GIVEN INSTRUCTION
Copy all lines below containing "hatch".
--- AVAILABLE RECORDS ---
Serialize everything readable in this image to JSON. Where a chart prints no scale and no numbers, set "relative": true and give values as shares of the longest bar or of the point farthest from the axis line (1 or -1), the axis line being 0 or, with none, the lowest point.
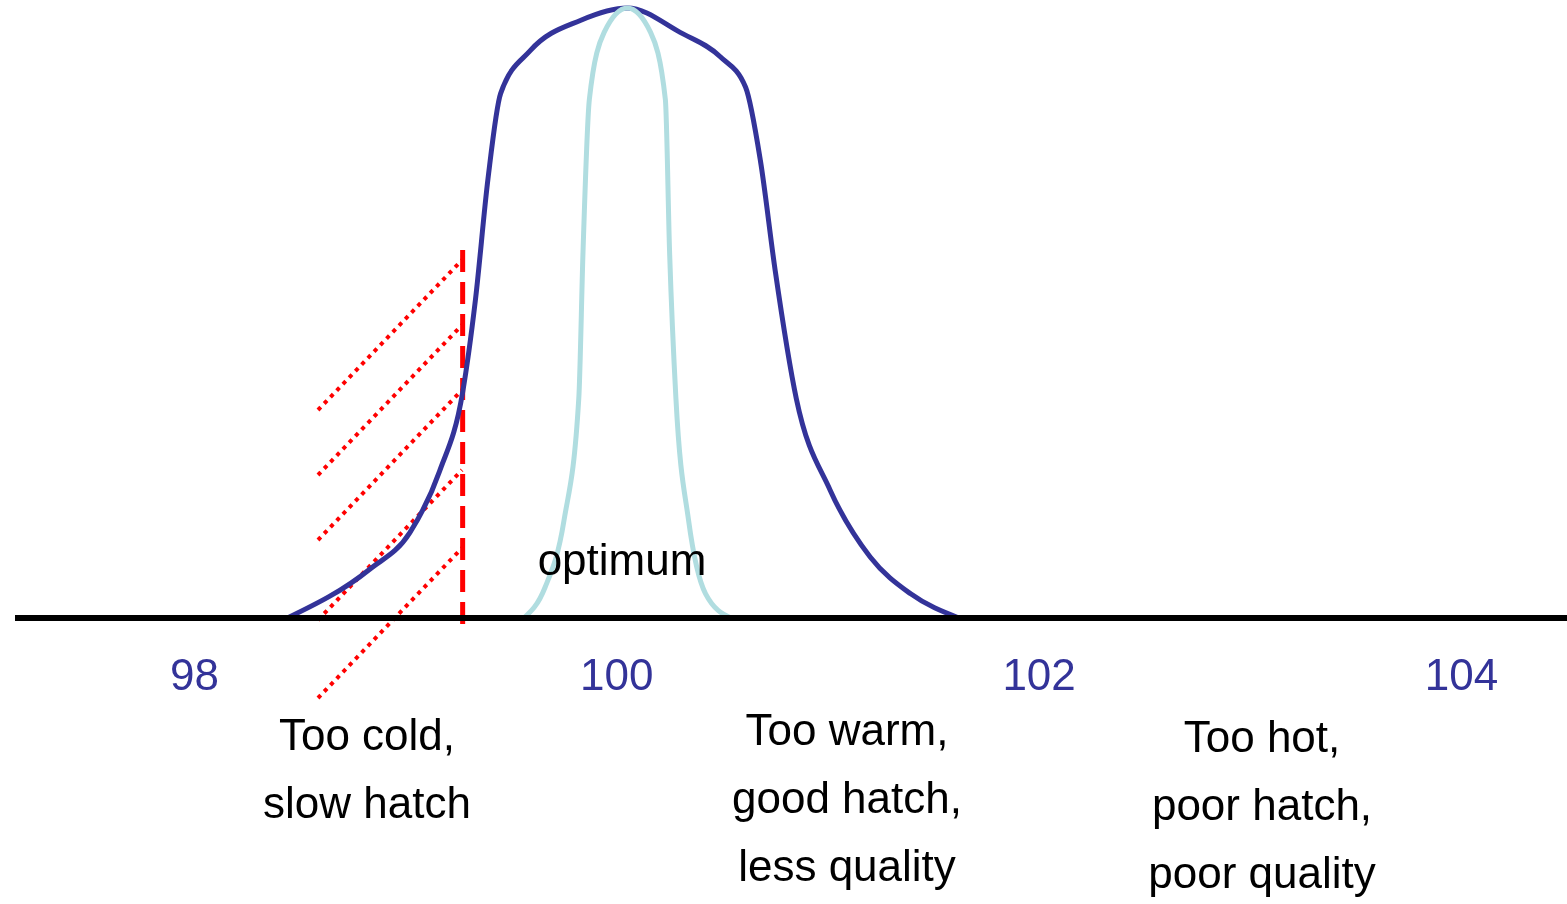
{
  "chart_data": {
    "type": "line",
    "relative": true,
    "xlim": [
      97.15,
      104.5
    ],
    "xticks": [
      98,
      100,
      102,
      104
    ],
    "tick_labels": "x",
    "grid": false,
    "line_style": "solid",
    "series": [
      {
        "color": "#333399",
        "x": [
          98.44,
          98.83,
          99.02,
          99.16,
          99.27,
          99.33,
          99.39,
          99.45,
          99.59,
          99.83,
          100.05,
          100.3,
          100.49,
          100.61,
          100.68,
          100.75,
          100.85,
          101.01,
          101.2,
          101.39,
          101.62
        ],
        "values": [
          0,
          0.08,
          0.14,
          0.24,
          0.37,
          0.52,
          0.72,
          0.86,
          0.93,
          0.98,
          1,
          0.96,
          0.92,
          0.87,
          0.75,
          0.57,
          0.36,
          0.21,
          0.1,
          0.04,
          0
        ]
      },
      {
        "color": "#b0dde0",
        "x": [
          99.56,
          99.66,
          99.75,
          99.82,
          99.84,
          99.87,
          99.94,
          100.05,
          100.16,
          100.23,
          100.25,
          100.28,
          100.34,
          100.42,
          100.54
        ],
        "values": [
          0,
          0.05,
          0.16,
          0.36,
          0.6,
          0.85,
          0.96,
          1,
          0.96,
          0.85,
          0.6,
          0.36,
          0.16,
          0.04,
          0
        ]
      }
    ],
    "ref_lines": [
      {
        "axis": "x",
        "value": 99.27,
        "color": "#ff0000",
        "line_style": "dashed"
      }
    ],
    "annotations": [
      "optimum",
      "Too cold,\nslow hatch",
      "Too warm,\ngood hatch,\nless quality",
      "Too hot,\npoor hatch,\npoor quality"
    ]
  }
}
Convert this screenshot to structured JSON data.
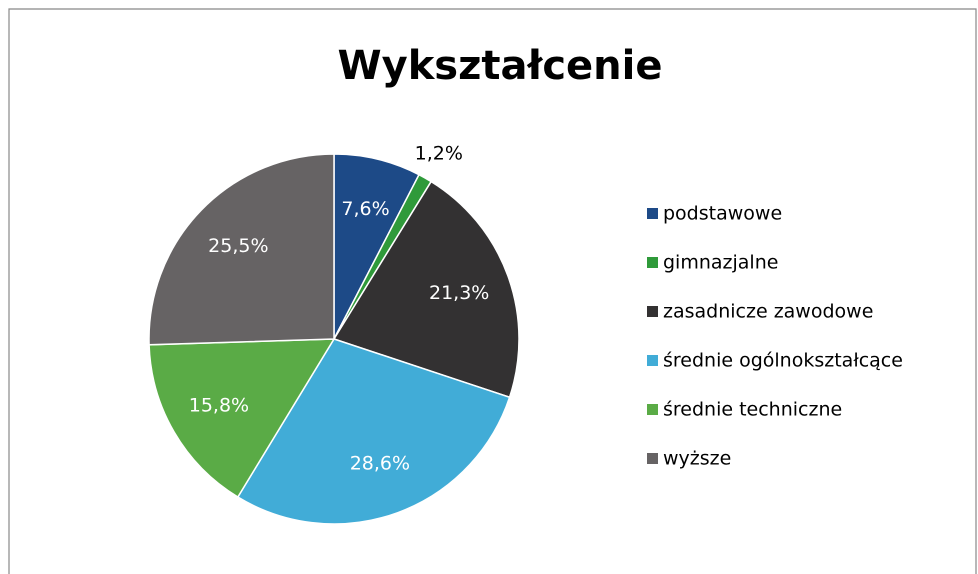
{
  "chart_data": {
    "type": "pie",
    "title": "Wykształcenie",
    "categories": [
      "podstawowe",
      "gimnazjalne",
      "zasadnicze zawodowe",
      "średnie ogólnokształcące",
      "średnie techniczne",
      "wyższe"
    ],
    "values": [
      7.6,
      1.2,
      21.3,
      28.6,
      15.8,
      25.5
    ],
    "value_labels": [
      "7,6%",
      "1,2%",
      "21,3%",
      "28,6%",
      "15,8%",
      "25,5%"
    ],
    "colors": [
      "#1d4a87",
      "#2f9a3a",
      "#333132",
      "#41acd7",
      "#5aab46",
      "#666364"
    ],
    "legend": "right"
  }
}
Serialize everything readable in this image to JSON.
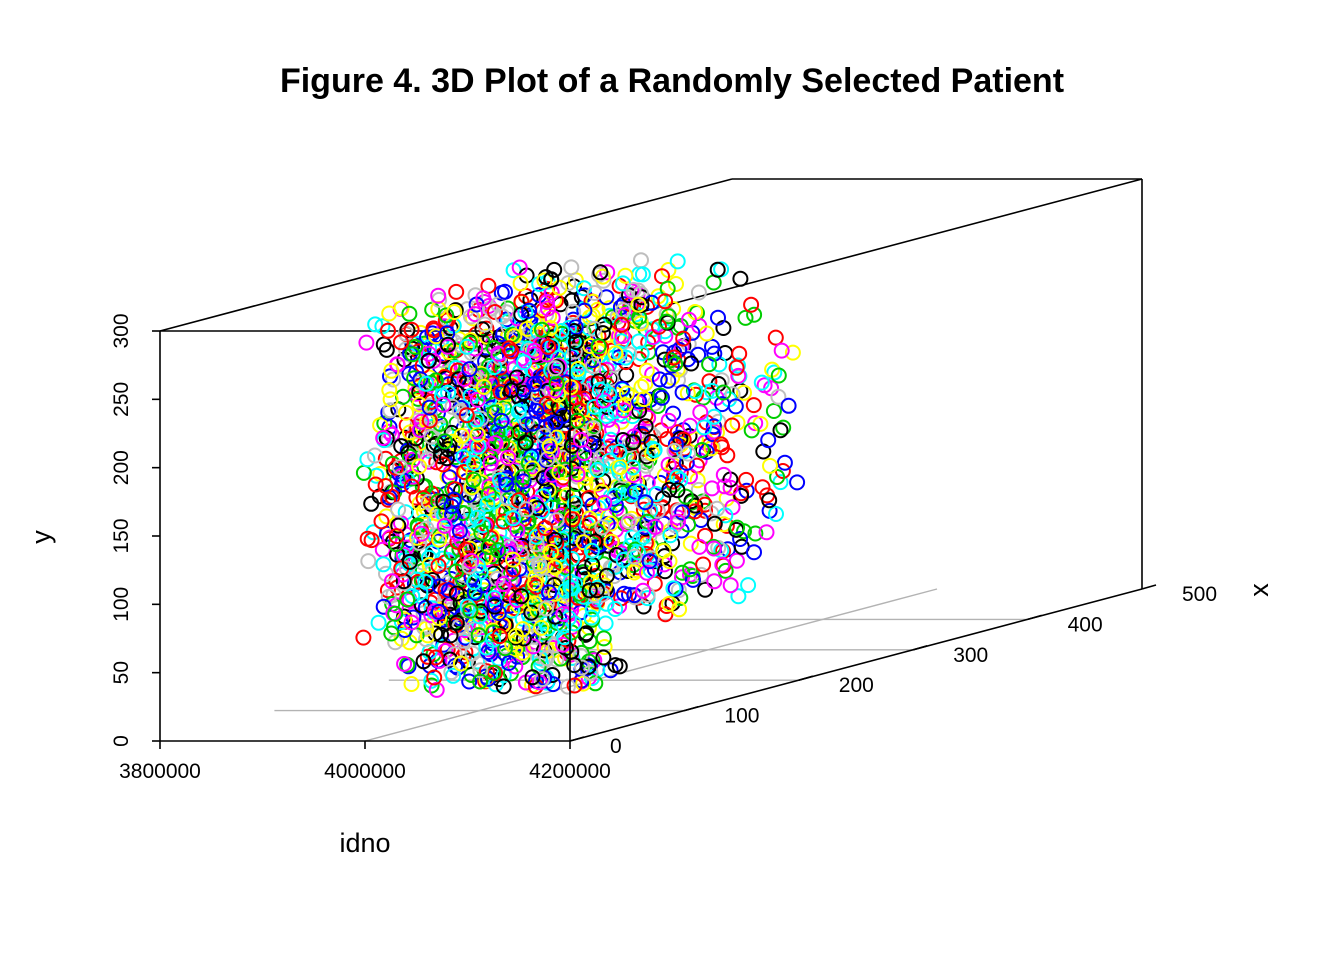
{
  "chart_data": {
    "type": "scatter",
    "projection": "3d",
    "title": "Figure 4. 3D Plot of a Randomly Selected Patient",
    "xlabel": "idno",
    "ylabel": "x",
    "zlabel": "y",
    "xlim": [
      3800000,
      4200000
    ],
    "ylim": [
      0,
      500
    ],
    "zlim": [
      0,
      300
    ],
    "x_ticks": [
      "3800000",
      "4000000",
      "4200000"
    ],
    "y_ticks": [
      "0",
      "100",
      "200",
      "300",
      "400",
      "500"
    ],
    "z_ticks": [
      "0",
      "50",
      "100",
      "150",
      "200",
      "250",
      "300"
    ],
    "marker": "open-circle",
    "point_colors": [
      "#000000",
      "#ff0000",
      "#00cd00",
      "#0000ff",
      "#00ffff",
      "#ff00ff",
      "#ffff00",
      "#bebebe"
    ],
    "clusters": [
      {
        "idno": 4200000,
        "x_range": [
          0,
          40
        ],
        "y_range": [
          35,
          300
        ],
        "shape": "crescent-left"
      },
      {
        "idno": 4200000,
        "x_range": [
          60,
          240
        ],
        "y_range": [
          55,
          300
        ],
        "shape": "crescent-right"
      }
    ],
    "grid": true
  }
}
---
THE RESULT
      "Too cold,\nslow hatch",
      "Too warm,\ngood hatch,\nless quality",
      "Too hot,\npoor hatch,\npoor quality"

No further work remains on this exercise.